● **VORLIEGENDER TEXT**
Vorhin haben die noch geknobelt, das schien mir für im Hafen
angemessener...
Morgens puzzele ich Paula von ihrem improvisierten Liegeplatz, bis sie
genug Raum hat zum Drehen. Rückwärts entlang der
Außenlieger in den Päckchen, das ist wie
Klavierspielen.
SChließlich wriggen wir los, in der Einfahrt setze ich die
Segel,
wir treiben zum Gekräusel. Hinter uns staunende Blicke
– wie
fährt man denn sonst aus einem winzigen, zugeparkten Hafen?
Mit
Vollgas?
Weiterhin Gewitterwarnung, volle Häfen – ausgiebiges
Segeln
wäre unvernünftig. Korshavn ist unser
nächstes Ziel, nur
zwei Stunden, aber die genießen wir. Gerade laufen Oli,
Martha
und Salty aus – ein freier Platz für Paula ist also
garantiert. Den schnappen wir uns, dann frühstücke
ich, der
Rest ist bei drückender Schwüle Mittagsstunde, bis
endlich
ein nachmittäglicher Schauer für Abkühlung
und einen
Vorwand zum Aufbau der Kuchenbude sorgt.
Nachmittags ein Anruf von Frieda: Sie hätten da, ich begreife
nicht so ganz wie, jemandes Heckspiegel beschädigt. Und zwar
in
Aarøsund. „Wieso seid ihr da ganz
hingesegelt?“
– „Ja – weil so schönes Wetter
ist.“ Ich
schärfe dem Kerl ein, husch-husch mit den
Geschädigten zu
sprechen, den Schaden zu fotografieren, seine und meine Adresse und
Telefonnummer auszuhändigen. Und außerdem
schleunigst
zuzusehen, dass sie wieder in Reichweite kommen: Morgen grenzwertig,
Donnerstag Hafentag, Freitag nur morgens ein Zeitfenster bei insgesamt
instablier, gewittriger Wetterlage. Schönes Wetter? Ich ahnte
ja
schön Böses, als die auslaufen wollten, ohne vorher
die Segel
auszupacken und die Fallen anzuschlagen. Weil die Gattin
überhaupt
noch nie gesegelt ist, hieß das zunächst, bei vier
Windstärken würde schon nicht mehr ausgelaufen.
Allerdings
hat er dann immer Knoten und Meter pro Sekunde verwechselt und dachte,
es sei gerade mal Windstärke drei, wo es doch selbst
Samstagmittag
schon ein bisschen ruppig war. Bisher sind solche Himmelfahrtskommandos
erstaunlicherweise meistens gut ausgegangen. Diesmal ist meine Laune
vorläufig getrübt.

● **AUFGABE 1**
Schreibe die Einträge von der Zeile mit "x-axis-title: Potential (V): [1898, 1160, 2134, 1205]" bis zur Zeile mit "x-tick-label: 0.3: [2048, 1075, 2100, 1118]", beide eingeschlossen, als nummerierte Liste ohne Leerzeilen um.

[Einträge aus einem Datensatz]
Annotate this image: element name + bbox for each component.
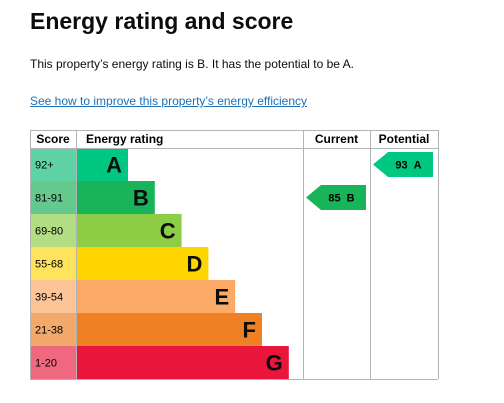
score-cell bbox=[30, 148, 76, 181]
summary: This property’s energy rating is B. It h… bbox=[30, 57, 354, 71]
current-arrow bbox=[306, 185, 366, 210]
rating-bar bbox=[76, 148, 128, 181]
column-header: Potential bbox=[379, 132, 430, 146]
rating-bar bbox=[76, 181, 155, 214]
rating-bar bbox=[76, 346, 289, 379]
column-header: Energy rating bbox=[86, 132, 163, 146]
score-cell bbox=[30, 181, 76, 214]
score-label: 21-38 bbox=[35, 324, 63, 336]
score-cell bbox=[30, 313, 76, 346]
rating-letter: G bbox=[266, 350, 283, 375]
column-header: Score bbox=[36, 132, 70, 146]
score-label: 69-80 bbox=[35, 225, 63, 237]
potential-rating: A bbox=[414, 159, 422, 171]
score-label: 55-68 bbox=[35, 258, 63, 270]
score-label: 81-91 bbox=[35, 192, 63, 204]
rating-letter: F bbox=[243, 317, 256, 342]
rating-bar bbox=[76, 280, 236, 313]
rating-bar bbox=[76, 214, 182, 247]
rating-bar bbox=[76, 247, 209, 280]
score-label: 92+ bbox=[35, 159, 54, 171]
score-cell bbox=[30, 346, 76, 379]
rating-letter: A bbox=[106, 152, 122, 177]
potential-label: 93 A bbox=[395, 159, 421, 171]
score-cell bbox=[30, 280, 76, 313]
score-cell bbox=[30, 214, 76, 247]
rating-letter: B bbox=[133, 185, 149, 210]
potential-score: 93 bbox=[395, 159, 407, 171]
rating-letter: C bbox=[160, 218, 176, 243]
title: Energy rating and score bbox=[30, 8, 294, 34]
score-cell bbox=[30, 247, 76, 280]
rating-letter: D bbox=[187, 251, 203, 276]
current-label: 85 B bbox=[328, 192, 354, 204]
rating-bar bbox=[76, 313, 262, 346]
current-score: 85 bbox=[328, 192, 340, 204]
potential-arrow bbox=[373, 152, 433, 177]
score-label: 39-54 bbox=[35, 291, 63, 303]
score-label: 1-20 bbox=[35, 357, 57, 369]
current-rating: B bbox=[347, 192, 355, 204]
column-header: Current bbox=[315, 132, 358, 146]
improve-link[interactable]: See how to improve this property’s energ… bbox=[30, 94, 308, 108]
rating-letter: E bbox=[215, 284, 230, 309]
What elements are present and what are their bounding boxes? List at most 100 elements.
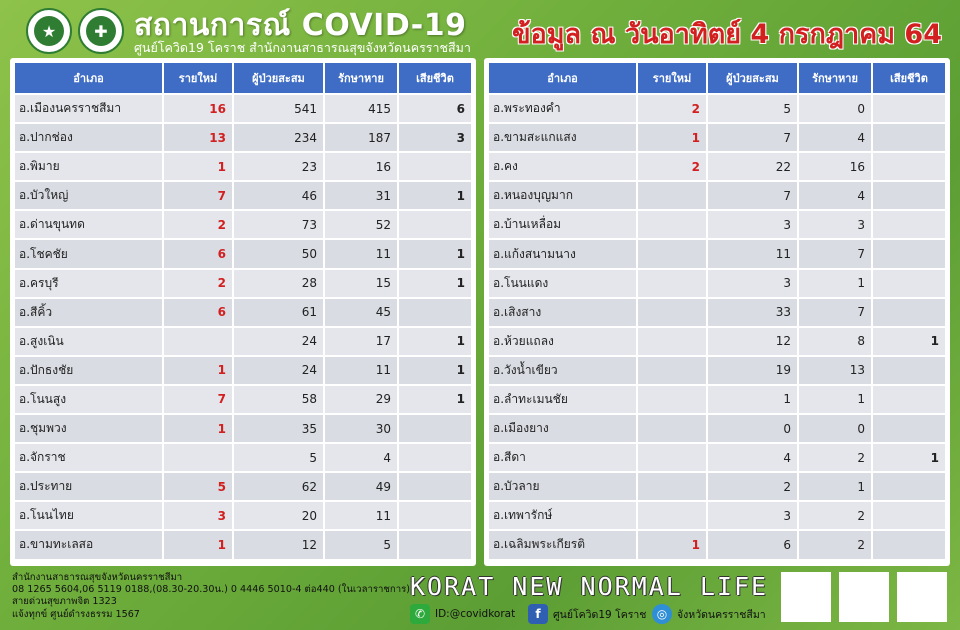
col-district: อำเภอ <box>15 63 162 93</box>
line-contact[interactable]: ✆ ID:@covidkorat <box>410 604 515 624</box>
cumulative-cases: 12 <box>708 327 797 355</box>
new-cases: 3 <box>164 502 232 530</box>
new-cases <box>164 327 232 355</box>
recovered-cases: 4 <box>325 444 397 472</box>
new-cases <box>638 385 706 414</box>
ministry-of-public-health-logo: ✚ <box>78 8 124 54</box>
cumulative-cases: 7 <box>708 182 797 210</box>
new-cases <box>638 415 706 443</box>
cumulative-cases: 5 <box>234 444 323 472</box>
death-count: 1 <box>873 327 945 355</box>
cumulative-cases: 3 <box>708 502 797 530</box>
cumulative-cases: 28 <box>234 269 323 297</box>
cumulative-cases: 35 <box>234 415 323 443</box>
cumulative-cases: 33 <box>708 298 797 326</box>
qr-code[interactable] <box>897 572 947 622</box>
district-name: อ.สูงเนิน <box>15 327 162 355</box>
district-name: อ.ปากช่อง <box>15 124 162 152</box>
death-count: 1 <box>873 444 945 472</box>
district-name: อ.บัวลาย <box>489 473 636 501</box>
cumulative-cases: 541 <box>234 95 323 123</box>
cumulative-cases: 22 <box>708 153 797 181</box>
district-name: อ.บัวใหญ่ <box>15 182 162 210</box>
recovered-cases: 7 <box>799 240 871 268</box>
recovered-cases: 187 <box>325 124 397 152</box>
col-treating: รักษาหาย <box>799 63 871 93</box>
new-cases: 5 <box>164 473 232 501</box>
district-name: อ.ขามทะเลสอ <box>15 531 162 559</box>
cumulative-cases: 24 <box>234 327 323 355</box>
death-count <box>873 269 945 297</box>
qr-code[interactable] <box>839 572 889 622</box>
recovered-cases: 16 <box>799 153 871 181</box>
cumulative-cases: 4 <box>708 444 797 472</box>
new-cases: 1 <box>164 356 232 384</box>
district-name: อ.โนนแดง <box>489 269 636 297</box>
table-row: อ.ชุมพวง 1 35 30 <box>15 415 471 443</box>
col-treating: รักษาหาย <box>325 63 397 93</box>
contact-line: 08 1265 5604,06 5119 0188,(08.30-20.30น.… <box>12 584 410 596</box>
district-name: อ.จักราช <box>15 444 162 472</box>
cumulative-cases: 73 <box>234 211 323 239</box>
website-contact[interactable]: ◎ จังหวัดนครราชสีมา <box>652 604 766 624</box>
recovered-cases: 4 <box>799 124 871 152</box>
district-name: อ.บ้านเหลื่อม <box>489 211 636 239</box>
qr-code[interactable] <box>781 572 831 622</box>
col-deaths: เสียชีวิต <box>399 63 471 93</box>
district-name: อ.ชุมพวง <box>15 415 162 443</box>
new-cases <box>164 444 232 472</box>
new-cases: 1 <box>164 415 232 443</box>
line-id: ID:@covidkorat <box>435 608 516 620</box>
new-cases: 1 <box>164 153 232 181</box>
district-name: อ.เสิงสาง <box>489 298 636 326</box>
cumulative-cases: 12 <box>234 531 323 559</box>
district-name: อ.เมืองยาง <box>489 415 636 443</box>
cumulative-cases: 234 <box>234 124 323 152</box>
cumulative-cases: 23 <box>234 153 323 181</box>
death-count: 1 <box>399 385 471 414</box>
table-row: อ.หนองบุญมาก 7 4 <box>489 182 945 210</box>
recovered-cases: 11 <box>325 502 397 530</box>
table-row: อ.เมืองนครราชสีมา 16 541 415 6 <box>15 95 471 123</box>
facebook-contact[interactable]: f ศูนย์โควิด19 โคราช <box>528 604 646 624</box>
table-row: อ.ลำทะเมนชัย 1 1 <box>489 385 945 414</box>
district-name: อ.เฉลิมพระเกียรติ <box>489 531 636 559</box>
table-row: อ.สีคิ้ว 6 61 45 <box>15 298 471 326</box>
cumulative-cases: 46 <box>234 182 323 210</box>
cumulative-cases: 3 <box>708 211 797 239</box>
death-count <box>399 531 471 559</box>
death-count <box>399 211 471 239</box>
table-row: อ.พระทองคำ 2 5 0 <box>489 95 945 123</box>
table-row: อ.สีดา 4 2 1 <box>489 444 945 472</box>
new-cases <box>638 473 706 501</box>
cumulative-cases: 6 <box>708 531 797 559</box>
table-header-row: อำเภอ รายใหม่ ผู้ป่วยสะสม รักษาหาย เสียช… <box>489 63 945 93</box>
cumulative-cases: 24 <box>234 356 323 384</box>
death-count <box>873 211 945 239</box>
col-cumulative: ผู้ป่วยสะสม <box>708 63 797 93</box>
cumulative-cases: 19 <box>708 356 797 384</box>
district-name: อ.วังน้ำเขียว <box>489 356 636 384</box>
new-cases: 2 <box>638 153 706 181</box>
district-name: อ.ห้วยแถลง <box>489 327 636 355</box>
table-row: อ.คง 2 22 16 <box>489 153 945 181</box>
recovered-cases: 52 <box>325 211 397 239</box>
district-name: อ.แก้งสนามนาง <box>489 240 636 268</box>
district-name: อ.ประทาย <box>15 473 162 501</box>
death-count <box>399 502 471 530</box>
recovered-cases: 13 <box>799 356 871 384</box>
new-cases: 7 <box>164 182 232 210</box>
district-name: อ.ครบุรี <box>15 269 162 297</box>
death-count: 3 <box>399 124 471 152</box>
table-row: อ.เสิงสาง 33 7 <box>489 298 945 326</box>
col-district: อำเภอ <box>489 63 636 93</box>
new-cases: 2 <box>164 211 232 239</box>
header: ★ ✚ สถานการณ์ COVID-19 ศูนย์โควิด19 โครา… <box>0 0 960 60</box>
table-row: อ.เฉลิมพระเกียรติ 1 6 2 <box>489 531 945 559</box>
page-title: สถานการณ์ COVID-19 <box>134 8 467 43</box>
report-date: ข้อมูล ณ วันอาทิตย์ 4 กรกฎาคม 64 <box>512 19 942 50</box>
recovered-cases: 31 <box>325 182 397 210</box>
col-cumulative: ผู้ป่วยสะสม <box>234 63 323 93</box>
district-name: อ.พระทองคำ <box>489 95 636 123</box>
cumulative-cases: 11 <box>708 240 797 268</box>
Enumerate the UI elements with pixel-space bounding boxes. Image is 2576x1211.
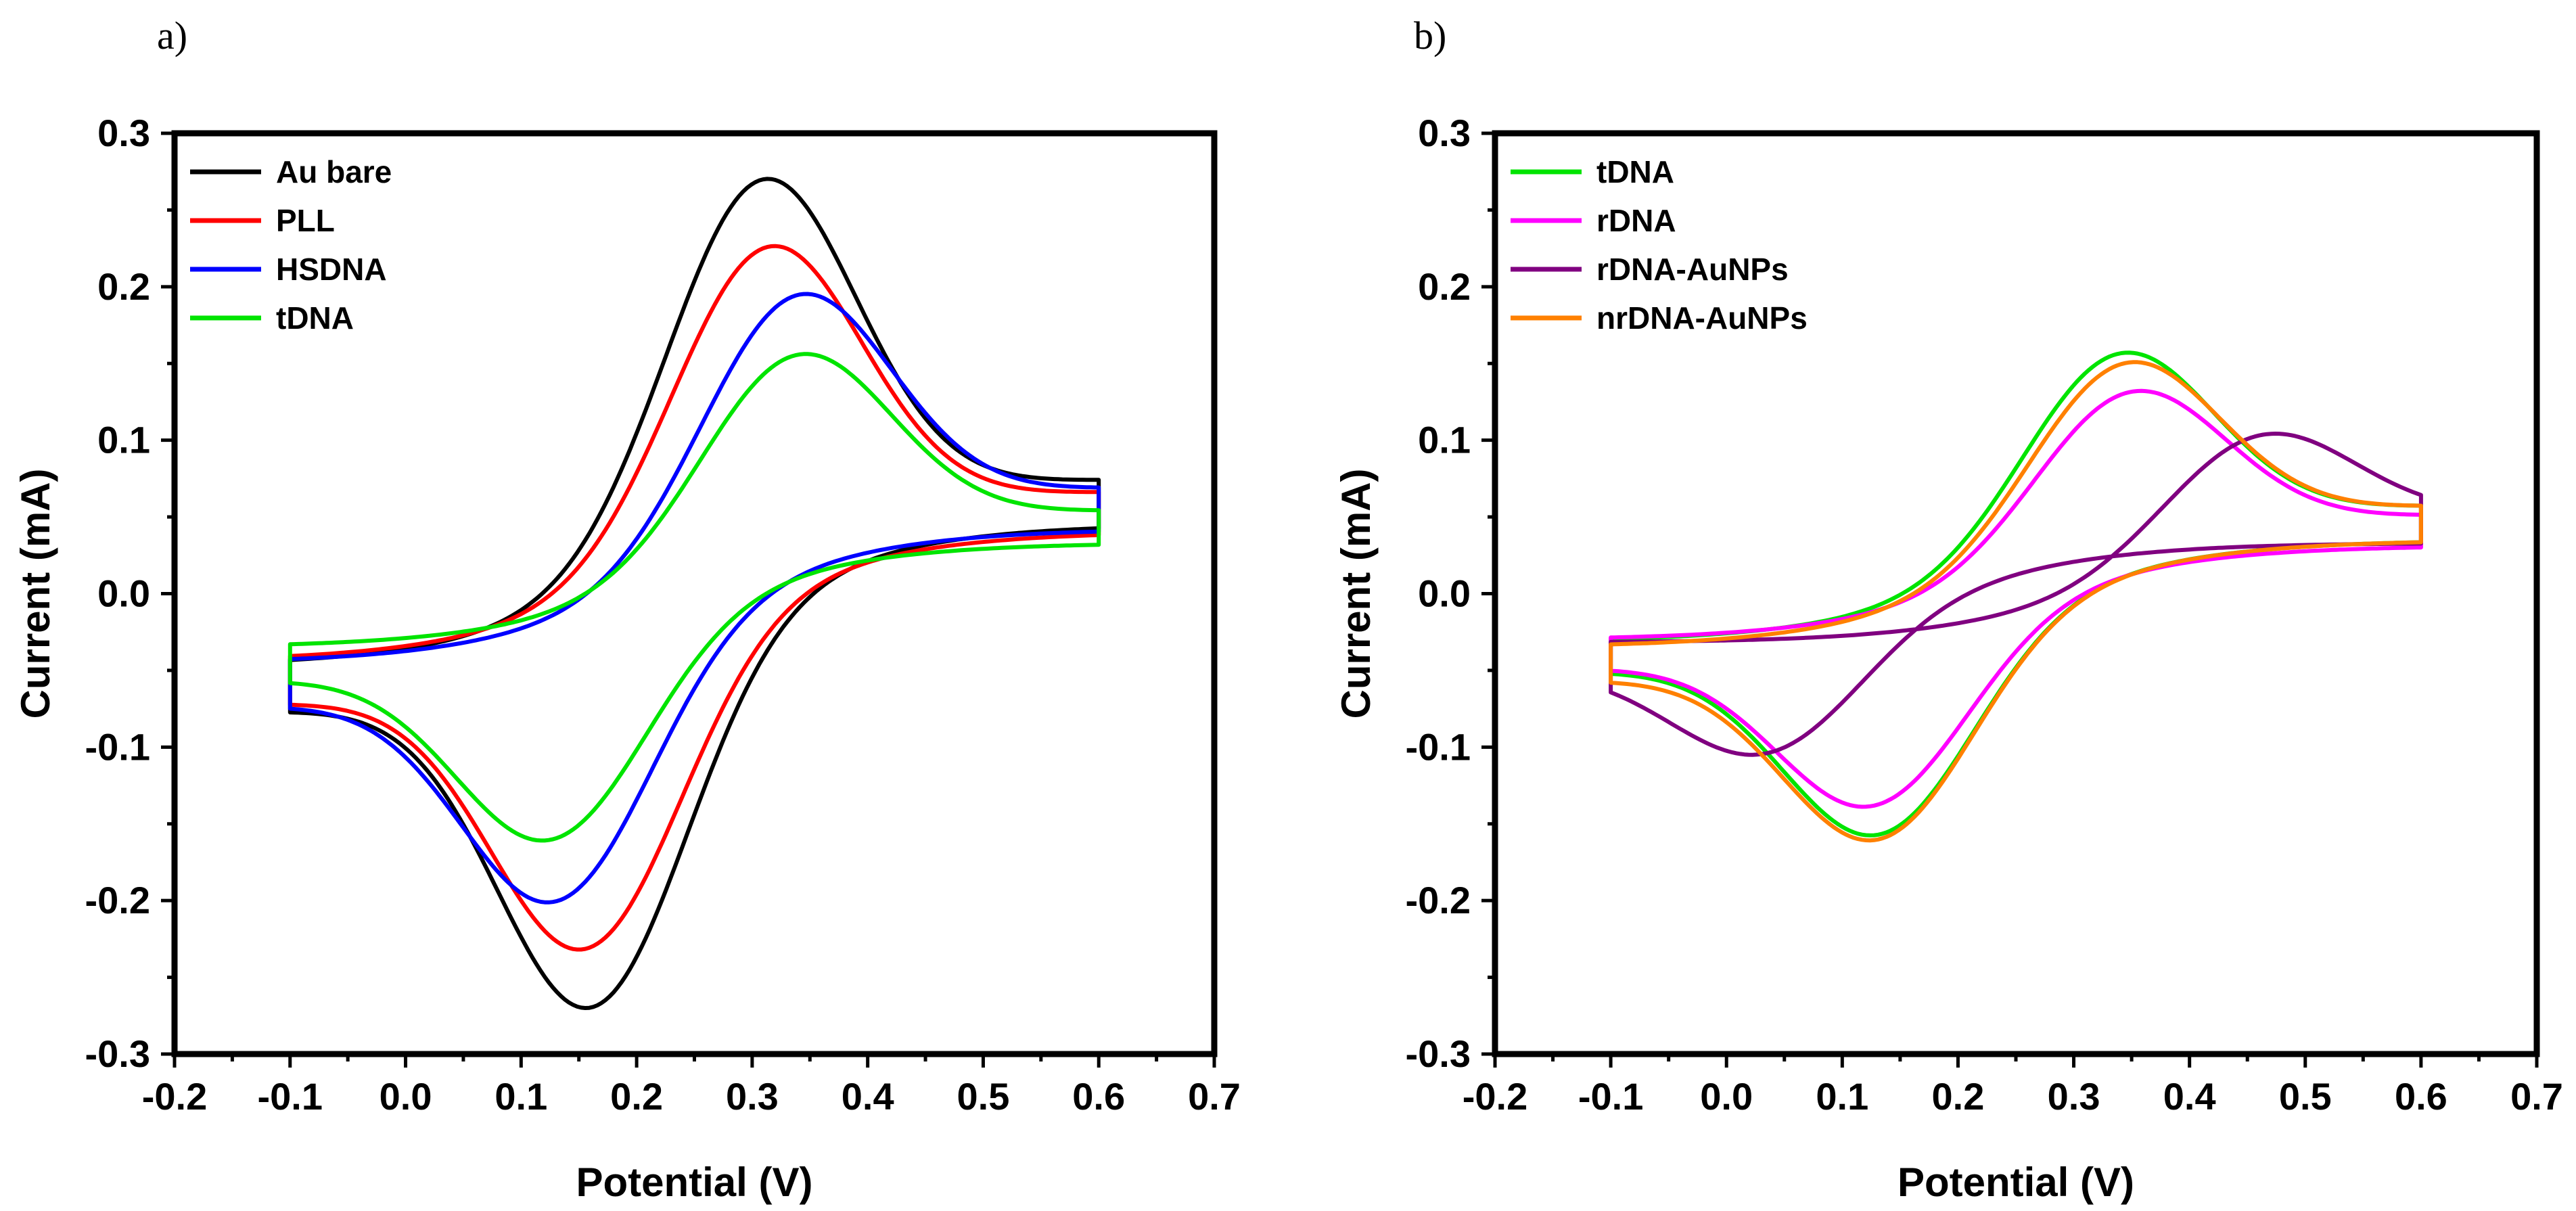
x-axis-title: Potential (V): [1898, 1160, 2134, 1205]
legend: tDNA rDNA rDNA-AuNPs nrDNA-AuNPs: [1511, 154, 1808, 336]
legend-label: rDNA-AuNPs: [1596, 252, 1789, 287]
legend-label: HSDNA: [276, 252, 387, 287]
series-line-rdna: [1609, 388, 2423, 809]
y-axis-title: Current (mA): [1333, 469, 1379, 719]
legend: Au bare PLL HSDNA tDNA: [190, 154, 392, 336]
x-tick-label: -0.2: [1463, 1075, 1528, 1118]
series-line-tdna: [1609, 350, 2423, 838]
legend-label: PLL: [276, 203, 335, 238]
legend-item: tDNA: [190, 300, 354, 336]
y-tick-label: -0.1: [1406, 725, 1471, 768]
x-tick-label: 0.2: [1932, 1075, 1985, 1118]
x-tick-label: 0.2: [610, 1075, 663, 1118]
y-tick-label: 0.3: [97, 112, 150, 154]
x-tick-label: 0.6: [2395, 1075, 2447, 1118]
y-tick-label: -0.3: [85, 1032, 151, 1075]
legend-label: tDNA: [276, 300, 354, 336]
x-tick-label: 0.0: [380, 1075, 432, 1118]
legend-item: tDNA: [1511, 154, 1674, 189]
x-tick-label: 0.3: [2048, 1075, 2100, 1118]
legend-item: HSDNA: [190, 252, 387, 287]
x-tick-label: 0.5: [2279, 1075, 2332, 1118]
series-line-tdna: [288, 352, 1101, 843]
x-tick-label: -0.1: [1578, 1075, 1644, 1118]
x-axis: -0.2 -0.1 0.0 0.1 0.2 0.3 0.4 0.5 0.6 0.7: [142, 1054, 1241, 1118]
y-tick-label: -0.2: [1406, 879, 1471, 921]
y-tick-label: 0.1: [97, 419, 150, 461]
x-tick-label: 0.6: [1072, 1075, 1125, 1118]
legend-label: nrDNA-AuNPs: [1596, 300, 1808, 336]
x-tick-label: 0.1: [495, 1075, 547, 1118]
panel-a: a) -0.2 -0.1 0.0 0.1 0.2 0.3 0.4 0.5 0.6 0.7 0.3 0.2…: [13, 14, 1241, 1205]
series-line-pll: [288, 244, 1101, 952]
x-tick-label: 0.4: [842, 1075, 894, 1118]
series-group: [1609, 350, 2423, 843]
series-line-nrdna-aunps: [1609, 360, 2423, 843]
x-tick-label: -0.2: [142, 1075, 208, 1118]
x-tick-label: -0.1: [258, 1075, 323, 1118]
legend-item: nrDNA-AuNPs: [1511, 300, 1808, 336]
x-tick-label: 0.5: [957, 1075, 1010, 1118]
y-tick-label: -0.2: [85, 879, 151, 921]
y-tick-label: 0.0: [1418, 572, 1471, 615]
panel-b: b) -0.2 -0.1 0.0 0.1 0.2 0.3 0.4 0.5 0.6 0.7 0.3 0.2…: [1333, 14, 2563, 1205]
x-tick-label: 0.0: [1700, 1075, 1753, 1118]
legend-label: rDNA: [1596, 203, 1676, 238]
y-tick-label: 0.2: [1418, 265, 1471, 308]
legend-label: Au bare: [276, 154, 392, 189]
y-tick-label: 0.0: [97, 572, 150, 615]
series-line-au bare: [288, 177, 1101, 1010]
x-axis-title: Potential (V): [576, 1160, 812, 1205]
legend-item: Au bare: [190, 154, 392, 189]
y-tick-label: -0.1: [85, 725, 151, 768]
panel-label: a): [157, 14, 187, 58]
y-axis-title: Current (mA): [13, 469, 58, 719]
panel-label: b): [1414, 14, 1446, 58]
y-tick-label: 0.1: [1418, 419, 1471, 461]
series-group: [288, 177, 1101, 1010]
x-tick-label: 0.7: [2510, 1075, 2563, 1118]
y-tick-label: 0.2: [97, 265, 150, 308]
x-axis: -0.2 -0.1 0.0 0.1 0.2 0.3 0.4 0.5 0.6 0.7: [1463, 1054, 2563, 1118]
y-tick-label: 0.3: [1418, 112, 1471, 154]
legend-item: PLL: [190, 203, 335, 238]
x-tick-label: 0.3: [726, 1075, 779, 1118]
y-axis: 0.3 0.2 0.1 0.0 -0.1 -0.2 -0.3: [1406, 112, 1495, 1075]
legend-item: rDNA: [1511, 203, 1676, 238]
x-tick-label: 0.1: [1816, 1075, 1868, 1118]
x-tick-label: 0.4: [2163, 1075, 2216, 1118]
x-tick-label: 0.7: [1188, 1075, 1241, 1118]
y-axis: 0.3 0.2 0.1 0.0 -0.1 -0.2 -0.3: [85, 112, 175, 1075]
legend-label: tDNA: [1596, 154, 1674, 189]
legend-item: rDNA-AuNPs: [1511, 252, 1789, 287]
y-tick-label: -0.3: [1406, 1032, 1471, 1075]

● **AUFGABE 2**
Nenne in der Reihenfolge ihres Auftretens alle Eigennamen, die im Text über den Segeltörn vorkommen.

● **VOLLSTÄNDIGE LÖSUNG 1**
1. x-axis-title: Potential (V): [1898, 1160, 2134, 1205]
2. legend: tDNA rDNA rDNA-AuNPs nrDNA-AuNPs: [1511, 154, 1808, 336]
3. legend-label: rDNA-AuNPs: [1596, 252, 1789, 287]
4. legend-label: HSDNA: [276, 252, 387, 287]
5. series-line-rdna: [1609, 388, 2423, 809]
6. y-axis-title: Current (mA): [1333, 469, 1379, 719]
7. legend: Au bare PLL HSDNA tDNA: [190, 154, 392, 336]
8. x-tick-label: -0.2: [1463, 1075, 1528, 1118]
9. series-line-tdna: [1609, 350, 2423, 838]
10. legend-label: PLL: [276, 203, 335, 238]
11. legend-item: tDNA: [190, 300, 354, 336]
12. y-tick-label: -0.1: [1406, 725, 1471, 768]
13. x-tick-label: 0.2: [1932, 1075, 1985, 1118]
14. x-tick-label: 0.2: [610, 1075, 663, 1118]
15. y-tick-label: 0.3: [97, 112, 150, 154]
16. x-tick-label: 0.6: [2395, 1075, 2447, 1118]
17. y-tick-label: -0.3: [85, 1032, 151, 1075]
18. legend-label: tDNA: [276, 300, 354, 336]
19. x-tick-label: 0.0: [380, 1075, 432, 1118]
20. legend-item: tDNA: [1511, 154, 1674, 189]
21. x-tick-label: 0.3: [2048, 1075, 2100, 1118]

● **VOLLSTÄNDIGE LÖSUNG 2**
1. Paula
2. Korshavn
3. Oli
4. Martha
5. Salty
6. Frieda
7. Aarøsund